[What to work on] Filter the entries and keep only the lines where the string "which" appears.

━━━

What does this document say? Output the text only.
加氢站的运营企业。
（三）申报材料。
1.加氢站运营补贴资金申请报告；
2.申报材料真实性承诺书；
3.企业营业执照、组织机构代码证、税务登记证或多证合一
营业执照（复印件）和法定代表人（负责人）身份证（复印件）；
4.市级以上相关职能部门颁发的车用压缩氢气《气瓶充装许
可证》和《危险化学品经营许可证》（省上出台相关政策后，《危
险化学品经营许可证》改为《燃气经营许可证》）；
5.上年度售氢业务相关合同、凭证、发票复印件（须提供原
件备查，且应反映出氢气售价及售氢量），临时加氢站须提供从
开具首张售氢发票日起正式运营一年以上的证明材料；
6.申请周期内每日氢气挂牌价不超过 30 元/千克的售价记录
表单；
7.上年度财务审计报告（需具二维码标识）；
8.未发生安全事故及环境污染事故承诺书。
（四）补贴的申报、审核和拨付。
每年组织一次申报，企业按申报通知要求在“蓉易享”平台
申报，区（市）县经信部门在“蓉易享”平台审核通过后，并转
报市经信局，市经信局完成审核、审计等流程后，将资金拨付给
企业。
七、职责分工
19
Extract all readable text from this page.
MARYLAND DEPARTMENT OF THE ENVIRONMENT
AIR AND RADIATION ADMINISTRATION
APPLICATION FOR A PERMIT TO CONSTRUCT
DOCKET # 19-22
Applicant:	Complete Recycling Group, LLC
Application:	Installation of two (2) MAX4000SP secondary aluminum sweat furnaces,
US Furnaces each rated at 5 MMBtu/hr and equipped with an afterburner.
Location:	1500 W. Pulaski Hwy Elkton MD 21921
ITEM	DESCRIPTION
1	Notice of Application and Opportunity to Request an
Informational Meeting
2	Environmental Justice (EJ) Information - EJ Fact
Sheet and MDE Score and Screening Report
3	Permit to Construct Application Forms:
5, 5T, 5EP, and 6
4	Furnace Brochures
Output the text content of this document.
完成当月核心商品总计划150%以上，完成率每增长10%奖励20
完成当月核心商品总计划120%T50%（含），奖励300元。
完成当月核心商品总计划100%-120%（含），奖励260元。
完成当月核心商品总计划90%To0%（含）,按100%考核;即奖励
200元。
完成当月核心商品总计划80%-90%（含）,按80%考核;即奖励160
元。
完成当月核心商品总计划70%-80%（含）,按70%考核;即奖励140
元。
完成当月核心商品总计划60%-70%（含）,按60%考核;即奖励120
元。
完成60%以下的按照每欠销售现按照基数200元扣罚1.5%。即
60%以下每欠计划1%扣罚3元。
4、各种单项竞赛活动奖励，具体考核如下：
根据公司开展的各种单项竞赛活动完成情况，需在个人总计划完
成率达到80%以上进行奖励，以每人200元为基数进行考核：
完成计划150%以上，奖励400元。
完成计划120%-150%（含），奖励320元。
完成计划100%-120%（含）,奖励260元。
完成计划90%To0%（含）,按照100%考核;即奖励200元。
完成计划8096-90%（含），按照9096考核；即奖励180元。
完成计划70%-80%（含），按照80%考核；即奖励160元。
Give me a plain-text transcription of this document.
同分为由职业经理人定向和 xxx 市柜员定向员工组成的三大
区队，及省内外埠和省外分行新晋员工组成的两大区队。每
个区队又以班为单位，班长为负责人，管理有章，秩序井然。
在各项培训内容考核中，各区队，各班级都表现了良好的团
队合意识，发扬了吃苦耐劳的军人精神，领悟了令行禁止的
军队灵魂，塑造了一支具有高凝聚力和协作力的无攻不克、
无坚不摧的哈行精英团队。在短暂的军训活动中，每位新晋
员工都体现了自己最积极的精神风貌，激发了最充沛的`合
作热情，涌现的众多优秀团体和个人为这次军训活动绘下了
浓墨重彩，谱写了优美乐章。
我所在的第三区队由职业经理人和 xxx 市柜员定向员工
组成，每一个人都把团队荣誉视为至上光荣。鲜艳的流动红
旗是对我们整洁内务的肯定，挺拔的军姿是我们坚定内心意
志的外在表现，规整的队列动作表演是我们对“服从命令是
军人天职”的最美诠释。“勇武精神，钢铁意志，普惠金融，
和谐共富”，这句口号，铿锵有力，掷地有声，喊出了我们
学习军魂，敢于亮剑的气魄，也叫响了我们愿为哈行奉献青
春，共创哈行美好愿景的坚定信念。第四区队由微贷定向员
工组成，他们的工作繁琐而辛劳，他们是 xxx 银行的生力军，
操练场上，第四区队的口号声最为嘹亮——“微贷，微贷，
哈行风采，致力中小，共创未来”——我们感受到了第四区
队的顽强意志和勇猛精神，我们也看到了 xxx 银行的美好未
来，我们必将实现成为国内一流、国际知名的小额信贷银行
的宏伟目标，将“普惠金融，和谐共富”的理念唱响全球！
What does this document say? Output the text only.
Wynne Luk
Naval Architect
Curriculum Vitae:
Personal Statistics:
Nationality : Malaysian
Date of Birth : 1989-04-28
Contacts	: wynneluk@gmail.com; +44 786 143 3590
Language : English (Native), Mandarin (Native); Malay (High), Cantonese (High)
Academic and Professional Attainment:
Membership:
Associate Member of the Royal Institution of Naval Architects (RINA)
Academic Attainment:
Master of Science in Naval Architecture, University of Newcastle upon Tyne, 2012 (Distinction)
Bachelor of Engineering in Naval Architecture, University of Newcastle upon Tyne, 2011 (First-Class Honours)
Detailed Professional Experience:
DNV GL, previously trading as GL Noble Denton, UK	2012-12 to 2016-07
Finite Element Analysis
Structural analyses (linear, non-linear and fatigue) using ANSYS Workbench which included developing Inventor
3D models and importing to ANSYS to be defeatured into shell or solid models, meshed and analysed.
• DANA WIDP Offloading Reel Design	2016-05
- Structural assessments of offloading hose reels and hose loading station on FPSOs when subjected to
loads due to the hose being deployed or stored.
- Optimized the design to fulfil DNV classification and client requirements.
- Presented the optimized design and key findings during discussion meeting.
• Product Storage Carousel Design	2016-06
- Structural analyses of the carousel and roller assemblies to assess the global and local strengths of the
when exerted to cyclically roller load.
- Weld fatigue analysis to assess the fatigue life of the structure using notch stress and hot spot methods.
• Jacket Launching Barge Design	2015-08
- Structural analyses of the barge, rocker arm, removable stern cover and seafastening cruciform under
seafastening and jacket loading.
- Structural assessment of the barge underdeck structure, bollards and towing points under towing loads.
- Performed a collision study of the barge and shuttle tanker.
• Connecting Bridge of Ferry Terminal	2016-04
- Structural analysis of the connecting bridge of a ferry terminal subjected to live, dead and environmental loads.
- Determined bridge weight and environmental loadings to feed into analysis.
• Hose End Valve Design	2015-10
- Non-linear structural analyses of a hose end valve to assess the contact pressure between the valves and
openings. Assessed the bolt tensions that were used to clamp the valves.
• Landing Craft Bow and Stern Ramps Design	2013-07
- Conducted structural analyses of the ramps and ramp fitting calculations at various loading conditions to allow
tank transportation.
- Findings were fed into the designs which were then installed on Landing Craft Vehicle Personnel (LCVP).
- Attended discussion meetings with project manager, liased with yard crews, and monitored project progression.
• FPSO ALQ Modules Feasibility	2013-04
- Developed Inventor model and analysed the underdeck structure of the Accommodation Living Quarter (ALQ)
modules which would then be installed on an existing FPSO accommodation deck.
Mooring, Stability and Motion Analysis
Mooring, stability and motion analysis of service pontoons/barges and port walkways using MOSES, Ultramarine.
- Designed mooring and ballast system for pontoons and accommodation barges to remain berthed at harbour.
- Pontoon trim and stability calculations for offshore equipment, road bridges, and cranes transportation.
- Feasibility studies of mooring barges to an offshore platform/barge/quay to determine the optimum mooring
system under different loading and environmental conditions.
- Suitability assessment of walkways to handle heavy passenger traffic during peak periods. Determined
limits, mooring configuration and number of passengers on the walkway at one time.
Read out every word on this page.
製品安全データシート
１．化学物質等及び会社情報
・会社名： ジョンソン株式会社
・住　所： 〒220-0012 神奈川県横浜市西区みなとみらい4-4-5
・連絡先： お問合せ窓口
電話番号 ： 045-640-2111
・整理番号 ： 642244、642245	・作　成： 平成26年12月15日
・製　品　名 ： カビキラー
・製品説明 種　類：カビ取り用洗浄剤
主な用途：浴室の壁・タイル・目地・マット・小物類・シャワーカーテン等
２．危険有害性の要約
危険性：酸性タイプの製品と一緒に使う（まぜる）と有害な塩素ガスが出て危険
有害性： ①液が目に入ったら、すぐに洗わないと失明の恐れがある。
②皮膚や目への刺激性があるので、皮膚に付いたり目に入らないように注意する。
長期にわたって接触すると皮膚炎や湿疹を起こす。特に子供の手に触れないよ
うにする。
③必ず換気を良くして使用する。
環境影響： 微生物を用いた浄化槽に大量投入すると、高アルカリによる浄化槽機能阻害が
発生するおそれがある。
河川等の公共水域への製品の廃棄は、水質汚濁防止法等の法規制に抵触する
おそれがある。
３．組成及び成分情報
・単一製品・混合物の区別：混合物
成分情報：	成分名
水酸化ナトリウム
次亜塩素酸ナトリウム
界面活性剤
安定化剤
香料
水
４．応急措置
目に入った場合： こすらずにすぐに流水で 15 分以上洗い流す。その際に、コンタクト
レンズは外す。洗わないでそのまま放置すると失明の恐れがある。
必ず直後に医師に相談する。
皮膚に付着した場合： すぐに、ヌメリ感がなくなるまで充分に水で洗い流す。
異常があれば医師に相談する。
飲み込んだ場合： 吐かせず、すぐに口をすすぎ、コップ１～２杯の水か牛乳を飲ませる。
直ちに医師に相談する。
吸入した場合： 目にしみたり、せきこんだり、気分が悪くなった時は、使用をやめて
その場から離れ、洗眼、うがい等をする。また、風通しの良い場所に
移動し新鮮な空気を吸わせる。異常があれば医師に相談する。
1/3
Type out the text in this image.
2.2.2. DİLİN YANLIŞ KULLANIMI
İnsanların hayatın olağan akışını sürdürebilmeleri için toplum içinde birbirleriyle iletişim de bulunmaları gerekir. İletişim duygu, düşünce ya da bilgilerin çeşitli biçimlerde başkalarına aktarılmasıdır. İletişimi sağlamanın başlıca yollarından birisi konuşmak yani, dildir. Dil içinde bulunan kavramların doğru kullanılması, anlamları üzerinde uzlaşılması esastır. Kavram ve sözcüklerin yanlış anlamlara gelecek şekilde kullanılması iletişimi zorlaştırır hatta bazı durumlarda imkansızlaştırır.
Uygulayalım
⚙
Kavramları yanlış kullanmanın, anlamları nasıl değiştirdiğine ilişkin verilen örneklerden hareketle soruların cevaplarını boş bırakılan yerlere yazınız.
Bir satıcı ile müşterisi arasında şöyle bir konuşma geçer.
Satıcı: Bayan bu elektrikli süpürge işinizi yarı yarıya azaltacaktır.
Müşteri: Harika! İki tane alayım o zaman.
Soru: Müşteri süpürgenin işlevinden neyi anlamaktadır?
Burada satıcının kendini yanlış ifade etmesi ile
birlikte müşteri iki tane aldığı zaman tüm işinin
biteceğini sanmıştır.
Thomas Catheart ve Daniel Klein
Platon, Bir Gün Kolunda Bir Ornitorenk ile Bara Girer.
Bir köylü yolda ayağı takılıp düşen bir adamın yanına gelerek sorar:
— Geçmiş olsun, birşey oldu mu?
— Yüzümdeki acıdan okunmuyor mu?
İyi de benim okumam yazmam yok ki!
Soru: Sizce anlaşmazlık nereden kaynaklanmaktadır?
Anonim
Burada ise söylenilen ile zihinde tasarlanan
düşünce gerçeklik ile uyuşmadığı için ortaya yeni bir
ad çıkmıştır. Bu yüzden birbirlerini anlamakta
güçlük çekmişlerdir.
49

━━━

[Correct response]
Structural analyses (linear, non-linear and fatigue) using ANSYS Workbench which included developing Inventor
- Findings were fed into the designs which were then installed on Landing Craft Vehicle Personnel (LCVP).
modules which would then be installed on an existing FPSO accommodation deck.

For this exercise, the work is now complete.